- Written request: Output the data word for word, dropping every image.

- Supplied entries:
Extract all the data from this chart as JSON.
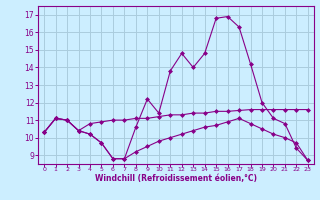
{
  "xlabel": "Windchill (Refroidissement éolien,°C)",
  "bg_color": "#cceeff",
  "grid_color": "#aaccdd",
  "line_color": "#880088",
  "xlim": [
    -0.5,
    23.5
  ],
  "ylim": [
    8.5,
    17.5
  ],
  "yticks": [
    9,
    10,
    11,
    12,
    13,
    14,
    15,
    16,
    17
  ],
  "xticks": [
    0,
    1,
    2,
    3,
    4,
    5,
    6,
    7,
    8,
    9,
    10,
    11,
    12,
    13,
    14,
    15,
    16,
    17,
    18,
    19,
    20,
    21,
    22,
    23
  ],
  "line1_x": [
    0,
    1,
    2,
    3,
    4,
    5,
    6,
    7,
    8,
    9,
    10,
    11,
    12,
    13,
    14,
    15,
    16,
    17,
    18,
    19,
    20,
    21,
    22,
    23
  ],
  "line1_y": [
    10.3,
    11.1,
    11.0,
    10.4,
    10.2,
    9.7,
    8.8,
    8.8,
    10.6,
    12.2,
    11.4,
    13.8,
    14.8,
    14.0,
    14.8,
    16.8,
    16.9,
    16.3,
    14.2,
    12.0,
    11.1,
    10.8,
    9.4,
    8.7
  ],
  "line2_x": [
    0,
    1,
    2,
    3,
    4,
    5,
    6,
    7,
    8,
    9,
    10,
    11,
    12,
    13,
    14,
    15,
    16,
    17,
    18,
    19,
    20,
    21,
    22,
    23
  ],
  "line2_y": [
    10.3,
    11.1,
    11.0,
    10.4,
    10.8,
    10.9,
    11.0,
    11.0,
    11.1,
    11.1,
    11.2,
    11.3,
    11.3,
    11.4,
    11.4,
    11.5,
    11.5,
    11.55,
    11.6,
    11.6,
    11.6,
    11.6,
    11.6,
    11.6
  ],
  "line3_x": [
    0,
    1,
    2,
    3,
    4,
    5,
    6,
    7,
    8,
    9,
    10,
    11,
    12,
    13,
    14,
    15,
    16,
    17,
    18,
    19,
    20,
    21,
    22,
    23
  ],
  "line3_y": [
    10.3,
    11.1,
    11.0,
    10.4,
    10.2,
    9.7,
    8.8,
    8.8,
    9.2,
    9.5,
    9.8,
    10.0,
    10.2,
    10.4,
    10.6,
    10.7,
    10.9,
    11.1,
    10.8,
    10.5,
    10.2,
    10.0,
    9.7,
    8.7
  ]
}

- Output of the task:
Extract all the data from this chart as JSON.
{
  "xlabel": "Windchill (Refroidissement éolien,°C)",
  "bg_color": "#cceeff",
  "grid_color": "#aaccdd",
  "line_color": "#880088",
  "xlim": [
    -0.5,
    23.5
  ],
  "ylim": [
    8.5,
    17.5
  ],
  "yticks": [
    9,
    10,
    11,
    12,
    13,
    14,
    15,
    16,
    17
  ],
  "xticks": [
    0,
    1,
    2,
    3,
    4,
    5,
    6,
    7,
    8,
    9,
    10,
    11,
    12,
    13,
    14,
    15,
    16,
    17,
    18,
    19,
    20,
    21,
    22,
    23
  ],
  "line1_x": [
    0,
    1,
    2,
    3,
    4,
    5,
    6,
    7,
    8,
    9,
    10,
    11,
    12,
    13,
    14,
    15,
    16,
    17,
    18,
    19,
    20,
    21,
    22,
    23
  ],
  "line1_y": [
    10.3,
    11.1,
    11.0,
    10.4,
    10.2,
    9.7,
    8.8,
    8.8,
    10.6,
    12.2,
    11.4,
    13.8,
    14.8,
    14.0,
    14.8,
    16.8,
    16.9,
    16.3,
    14.2,
    12.0,
    11.1,
    10.8,
    9.4,
    8.7
  ],
  "line2_x": [
    0,
    1,
    2,
    3,
    4,
    5,
    6,
    7,
    8,
    9,
    10,
    11,
    12,
    13,
    14,
    15,
    16,
    17,
    18,
    19,
    20,
    21,
    22,
    23
  ],
  "line2_y": [
    10.3,
    11.1,
    11.0,
    10.4,
    10.8,
    10.9,
    11.0,
    11.0,
    11.1,
    11.1,
    11.2,
    11.3,
    11.3,
    11.4,
    11.4,
    11.5,
    11.5,
    11.55,
    11.6,
    11.6,
    11.6,
    11.6,
    11.6,
    11.6
  ],
  "line3_x": [
    0,
    1,
    2,
    3,
    4,
    5,
    6,
    7,
    8,
    9,
    10,
    11,
    12,
    13,
    14,
    15,
    16,
    17,
    18,
    19,
    20,
    21,
    22,
    23
  ],
  "line3_y": [
    10.3,
    11.1,
    11.0,
    10.4,
    10.2,
    9.7,
    8.8,
    8.8,
    9.2,
    9.5,
    9.8,
    10.0,
    10.2,
    10.4,
    10.6,
    10.7,
    10.9,
    11.1,
    10.8,
    10.5,
    10.2,
    10.0,
    9.7,
    8.7
  ]
}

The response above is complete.